##### DATASET ROWS #####
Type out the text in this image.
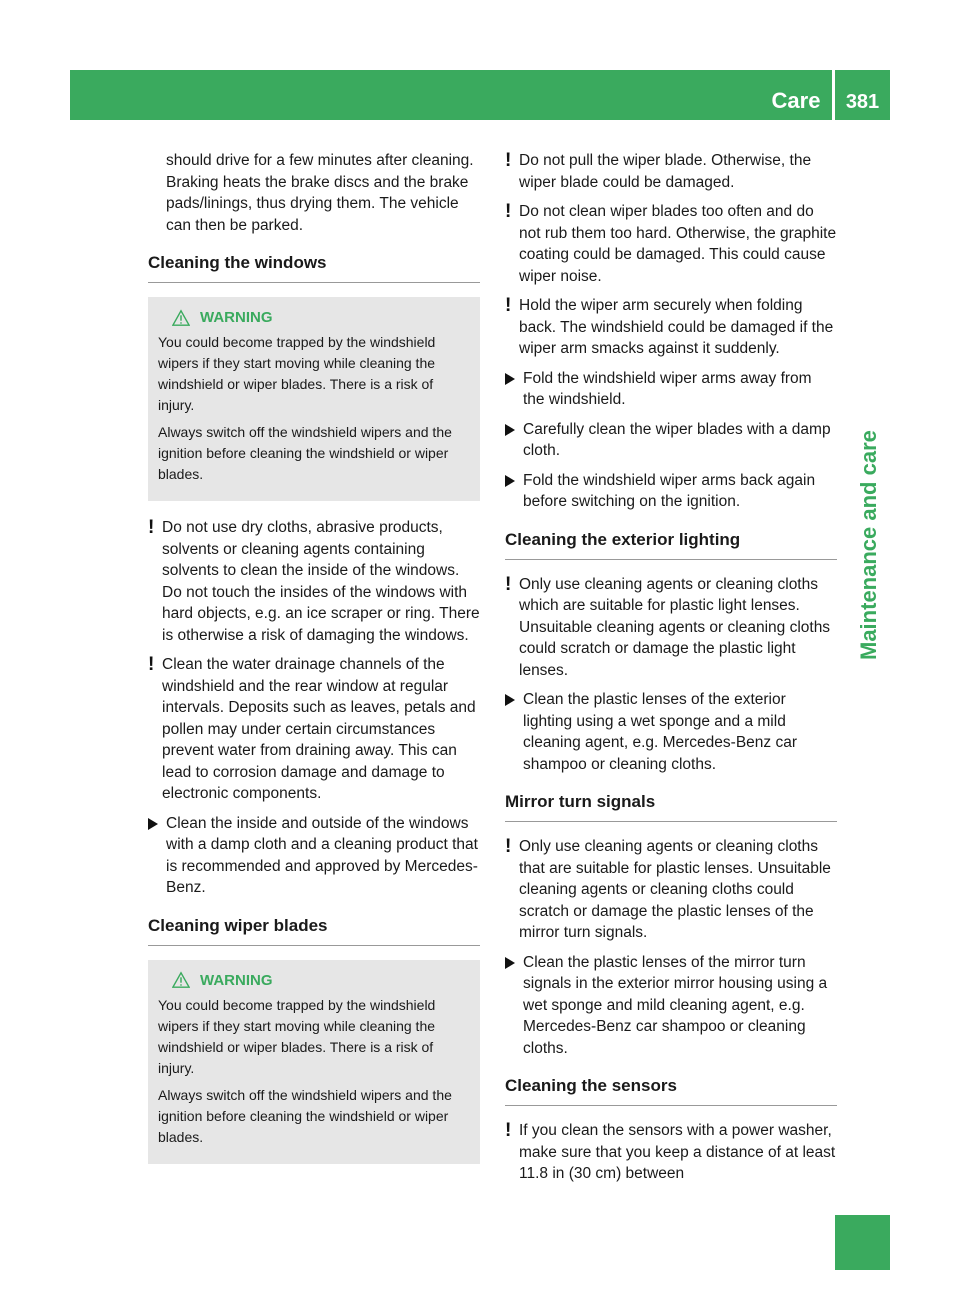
Care	381
Maintenance and care

should drive for a few minutes after cleaning. Braking heats the brake discs and the brake pads/linings, thus drying them. The vehicle can then be parked.

Cleaning the windows
WARNING

You could become trapped by the windshield wipers if they start moving while cleaning the windshield or wiper blades. There is a risk of injury.

Always switch off the windshield wipers and the ignition before cleaning the windshield or wiper blades.

! Do not use dry cloths, abrasive products, solvents or cleaning agents containing solvents to clean the inside of the windows. Do not touch the insides of the windows with hard objects, e.g. an ice scraper or ring. There is otherwise a risk of damaging the windows.
! Clean the water drainage channels of the windshield and the rear window at regular intervals. Deposits such as leaves, petals and pollen may under certain circumstances prevent water from draining away. This can lead to corrosion damage and damage to electronic components.
Clean the inside and outside of the windows with a damp cloth and a cleaning product that is recommended and approved by Mercedes-Benz.
Cleaning wiper blades
WARNING

You could become trapped by the windshield wipers if they start moving while cleaning the windshield or wiper blades. There is a risk of injury.

Always switch off the windshield wipers and the ignition before cleaning the windshield or wiper blades.

! Do not pull the wiper blade. Otherwise, the wiper blade could be damaged.
! Do not clean wiper blades too often and do not rub them too hard. Otherwise, the graphite coating could be damaged. This could cause wiper noise.
! Hold the wiper arm securely when folding back. The windshield could be damaged if the wiper arm smacks against it suddenly.
Fold the windshield wiper arms away from the windshield.
Carefully clean the wiper blades with a damp cloth.
Fold the windshield wiper arms back again before switching on the ignition.
Cleaning the exterior lighting
! Only use cleaning agents or cleaning cloths which are suitable for plastic light lenses. Unsuitable cleaning agents or cleaning cloths could scratch or damage the plastic light lenses.
Clean the plastic lenses of the exterior lighting using a wet sponge and a mild cleaning agent, e.g. Mercedes-Benz car shampoo or cleaning cloths.
Mirror turn signals
! Only use cleaning agents or cleaning cloths that are suitable for plastic lenses. Unsuitable cleaning agents or cleaning cloths could scratch or damage the plastic lenses of the mirror turn signals.
Clean the plastic lenses of the mirror turn signals in the exterior mirror housing using a wet sponge and mild cleaning agent, e.g. Mercedes-Benz car shampoo or cleaning cloths.
Cleaning the sensors
! If you clean the sensors with a power washer, make sure that you keep a distance of at least 11.8 in (30 cm) between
#####
## EXERCISE PROMPT
Leaving aside the images, write out the entries above word for word.

## ANSWER FOR THIS EXERCISE
Type out the text in this image.
Care	381
Maintenance and care

should drive for a few minutes after cleaning. Braking heats the brake discs and the brake pads/linings, thus drying them. The vehicle can then be parked.

Cleaning the windows
WARNING

You could become trapped by the windshield wipers if they start moving while cleaning the windshield or wiper blades. There is a risk of injury.

Always switch off the windshield wipers and the ignition before cleaning the windshield or wiper blades.

! Do not use dry cloths, abrasive products, solvents or cleaning agents containing solvents to clean the inside of the windows. Do not touch the insides of the windows with hard objects, e.g. an ice scraper or ring. There is otherwise a risk of damaging the windows.
! Clean the water drainage channels of the windshield and the rear window at regular intervals. Deposits such as leaves, petals and pollen may under certain circumstances prevent water from draining away. This can lead to corrosion damage and damage to electronic components.
Clean the inside and outside of the windows with a damp cloth and a cleaning product that is recommended and approved by Mercedes-Benz.
Cleaning wiper blades
WARNING

You could become trapped by the windshield wipers if they start moving while cleaning the windshield or wiper blades. There is a risk of injury.

Always switch off the windshield wipers and the ignition before cleaning the windshield or wiper blades.

! Do not pull the wiper blade. Otherwise, the wiper blade could be damaged.
! Do not clean wiper blades too often and do not rub them too hard. Otherwise, the graphite coating could be damaged. This could cause wiper noise.
! Hold the wiper arm securely when folding back. The windshield could be damaged if the wiper arm smacks against it suddenly.
Fold the windshield wiper arms away from the windshield.
Carefully clean the wiper blades with a damp cloth.
Fold the windshield wiper arms back again before switching on the ignition.
Cleaning the exterior lighting
! Only use cleaning agents or cleaning cloths which are suitable for plastic light lenses. Unsuitable cleaning agents or cleaning cloths could scratch or damage the plastic light lenses.
Clean the plastic lenses of the exterior lighting using a wet sponge and a mild cleaning agent, e.g. Mercedes-Benz car shampoo or cleaning cloths.
Mirror turn signals
! Only use cleaning agents or cleaning cloths that are suitable for plastic lenses. Unsuitable cleaning agents or cleaning cloths could scratch or damage the plastic lenses of the mirror turn signals.
Clean the plastic lenses of the mirror turn signals in the exterior mirror housing using a wet sponge and mild cleaning agent, e.g. Mercedes-Benz car shampoo or cleaning cloths.
Cleaning the sensors
! If you clean the sensors with a power washer, make sure that you keep a distance of at least 11.8 in (30 cm) between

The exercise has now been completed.